* START *

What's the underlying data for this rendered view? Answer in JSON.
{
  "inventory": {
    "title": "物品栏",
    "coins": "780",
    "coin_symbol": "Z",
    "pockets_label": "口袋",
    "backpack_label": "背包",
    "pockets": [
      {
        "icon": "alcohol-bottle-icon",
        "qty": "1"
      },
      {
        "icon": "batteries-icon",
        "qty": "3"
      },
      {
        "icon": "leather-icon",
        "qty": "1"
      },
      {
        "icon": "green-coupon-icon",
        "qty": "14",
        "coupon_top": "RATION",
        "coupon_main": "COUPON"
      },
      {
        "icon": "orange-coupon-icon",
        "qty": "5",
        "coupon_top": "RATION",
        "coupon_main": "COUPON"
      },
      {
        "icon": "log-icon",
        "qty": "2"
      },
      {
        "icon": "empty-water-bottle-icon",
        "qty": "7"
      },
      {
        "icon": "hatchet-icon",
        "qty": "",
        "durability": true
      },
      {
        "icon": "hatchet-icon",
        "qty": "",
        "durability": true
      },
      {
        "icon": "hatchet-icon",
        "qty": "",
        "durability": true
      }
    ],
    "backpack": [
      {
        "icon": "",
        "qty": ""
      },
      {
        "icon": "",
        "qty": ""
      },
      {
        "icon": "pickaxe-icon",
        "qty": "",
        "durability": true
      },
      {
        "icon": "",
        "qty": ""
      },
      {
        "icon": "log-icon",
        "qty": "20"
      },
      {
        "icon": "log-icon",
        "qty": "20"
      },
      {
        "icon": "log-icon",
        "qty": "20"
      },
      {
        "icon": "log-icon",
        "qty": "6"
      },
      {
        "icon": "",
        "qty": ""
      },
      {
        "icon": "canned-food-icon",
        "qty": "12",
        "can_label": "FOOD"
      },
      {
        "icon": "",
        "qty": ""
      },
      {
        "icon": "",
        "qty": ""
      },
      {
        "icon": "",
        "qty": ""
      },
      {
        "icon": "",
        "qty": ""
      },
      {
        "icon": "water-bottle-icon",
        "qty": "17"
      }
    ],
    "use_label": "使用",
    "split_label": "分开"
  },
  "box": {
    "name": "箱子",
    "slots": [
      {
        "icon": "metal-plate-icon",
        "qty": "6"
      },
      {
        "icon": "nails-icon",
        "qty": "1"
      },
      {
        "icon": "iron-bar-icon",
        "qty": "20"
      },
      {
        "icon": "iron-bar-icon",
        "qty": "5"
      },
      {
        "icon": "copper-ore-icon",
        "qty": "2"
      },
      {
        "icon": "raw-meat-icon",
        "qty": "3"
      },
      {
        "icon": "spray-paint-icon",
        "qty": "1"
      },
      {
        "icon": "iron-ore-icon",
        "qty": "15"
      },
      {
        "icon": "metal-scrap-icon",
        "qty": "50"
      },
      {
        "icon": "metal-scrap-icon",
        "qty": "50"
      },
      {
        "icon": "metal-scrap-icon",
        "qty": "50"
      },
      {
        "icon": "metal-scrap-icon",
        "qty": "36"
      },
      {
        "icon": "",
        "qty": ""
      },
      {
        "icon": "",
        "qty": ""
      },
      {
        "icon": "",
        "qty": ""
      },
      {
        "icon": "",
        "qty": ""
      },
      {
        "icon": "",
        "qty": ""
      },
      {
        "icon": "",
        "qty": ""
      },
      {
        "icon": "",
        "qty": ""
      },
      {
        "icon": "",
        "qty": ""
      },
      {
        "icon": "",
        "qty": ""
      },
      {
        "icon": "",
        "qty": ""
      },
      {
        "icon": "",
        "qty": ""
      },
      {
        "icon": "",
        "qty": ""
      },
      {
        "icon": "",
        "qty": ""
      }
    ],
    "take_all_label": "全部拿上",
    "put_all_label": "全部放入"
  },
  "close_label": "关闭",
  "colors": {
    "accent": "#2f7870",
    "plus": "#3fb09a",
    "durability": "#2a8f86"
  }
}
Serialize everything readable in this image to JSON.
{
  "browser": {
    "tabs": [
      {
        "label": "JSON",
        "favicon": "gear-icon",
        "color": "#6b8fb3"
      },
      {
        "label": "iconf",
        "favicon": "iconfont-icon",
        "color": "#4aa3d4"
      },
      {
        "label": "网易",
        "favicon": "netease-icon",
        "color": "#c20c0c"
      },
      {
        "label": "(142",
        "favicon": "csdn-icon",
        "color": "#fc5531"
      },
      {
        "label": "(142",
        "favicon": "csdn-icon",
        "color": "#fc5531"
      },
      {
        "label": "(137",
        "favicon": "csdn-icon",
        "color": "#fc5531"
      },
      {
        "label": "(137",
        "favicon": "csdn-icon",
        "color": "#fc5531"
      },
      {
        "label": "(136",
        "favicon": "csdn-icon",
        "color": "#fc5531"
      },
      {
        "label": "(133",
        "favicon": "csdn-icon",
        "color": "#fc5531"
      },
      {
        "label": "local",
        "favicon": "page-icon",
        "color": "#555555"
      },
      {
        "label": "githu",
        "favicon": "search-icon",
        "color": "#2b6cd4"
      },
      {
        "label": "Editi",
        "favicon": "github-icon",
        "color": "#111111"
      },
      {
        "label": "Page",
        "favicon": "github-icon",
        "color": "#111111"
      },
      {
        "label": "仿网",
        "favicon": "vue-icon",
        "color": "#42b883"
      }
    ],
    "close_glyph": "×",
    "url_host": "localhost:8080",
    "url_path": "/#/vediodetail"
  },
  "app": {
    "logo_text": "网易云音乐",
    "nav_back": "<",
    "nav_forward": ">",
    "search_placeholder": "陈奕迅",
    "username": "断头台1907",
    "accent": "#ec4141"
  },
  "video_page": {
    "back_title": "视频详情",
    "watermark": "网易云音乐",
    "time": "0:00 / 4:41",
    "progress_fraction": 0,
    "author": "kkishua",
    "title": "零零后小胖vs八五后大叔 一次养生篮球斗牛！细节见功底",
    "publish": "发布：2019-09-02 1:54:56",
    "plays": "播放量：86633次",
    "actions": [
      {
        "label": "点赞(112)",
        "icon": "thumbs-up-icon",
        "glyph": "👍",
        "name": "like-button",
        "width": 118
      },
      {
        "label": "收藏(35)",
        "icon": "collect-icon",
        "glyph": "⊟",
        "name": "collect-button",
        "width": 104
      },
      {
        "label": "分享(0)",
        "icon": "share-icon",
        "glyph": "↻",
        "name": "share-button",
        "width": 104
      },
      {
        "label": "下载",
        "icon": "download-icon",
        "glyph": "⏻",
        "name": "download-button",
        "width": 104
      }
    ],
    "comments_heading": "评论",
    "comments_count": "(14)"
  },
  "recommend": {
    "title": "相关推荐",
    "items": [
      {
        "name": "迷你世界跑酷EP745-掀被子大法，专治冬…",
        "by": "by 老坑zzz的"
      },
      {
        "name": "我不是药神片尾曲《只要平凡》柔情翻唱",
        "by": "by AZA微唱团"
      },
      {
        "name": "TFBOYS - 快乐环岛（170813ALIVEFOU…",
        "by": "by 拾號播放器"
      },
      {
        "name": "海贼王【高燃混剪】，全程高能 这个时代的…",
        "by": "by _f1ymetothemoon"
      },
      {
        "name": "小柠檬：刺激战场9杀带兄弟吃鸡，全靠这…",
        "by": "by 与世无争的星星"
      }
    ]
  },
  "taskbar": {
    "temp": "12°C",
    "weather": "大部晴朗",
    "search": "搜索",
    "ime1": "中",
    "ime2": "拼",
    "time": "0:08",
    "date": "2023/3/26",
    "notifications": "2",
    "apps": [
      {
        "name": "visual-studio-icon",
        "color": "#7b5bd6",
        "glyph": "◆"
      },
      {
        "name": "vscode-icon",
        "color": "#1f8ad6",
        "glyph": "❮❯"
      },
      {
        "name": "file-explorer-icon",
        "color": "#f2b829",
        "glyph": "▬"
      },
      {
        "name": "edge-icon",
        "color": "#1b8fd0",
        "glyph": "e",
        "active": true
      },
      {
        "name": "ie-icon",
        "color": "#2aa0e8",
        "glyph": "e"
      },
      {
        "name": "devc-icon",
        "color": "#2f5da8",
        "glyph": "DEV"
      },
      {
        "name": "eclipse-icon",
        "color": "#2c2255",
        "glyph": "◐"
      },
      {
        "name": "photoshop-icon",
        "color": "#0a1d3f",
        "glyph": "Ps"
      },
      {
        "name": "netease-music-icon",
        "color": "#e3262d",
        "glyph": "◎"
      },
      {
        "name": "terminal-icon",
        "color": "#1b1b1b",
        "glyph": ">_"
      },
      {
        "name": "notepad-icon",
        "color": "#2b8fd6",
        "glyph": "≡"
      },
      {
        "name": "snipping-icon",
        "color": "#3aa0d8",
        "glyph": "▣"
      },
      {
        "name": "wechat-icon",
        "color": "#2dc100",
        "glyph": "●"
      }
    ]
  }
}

* END *

## WHAT TO PRODUCE
In how many lines does the word "JSON" appear? Respond with the number alone.

## SOLUTION TO THIS EXERCISE
3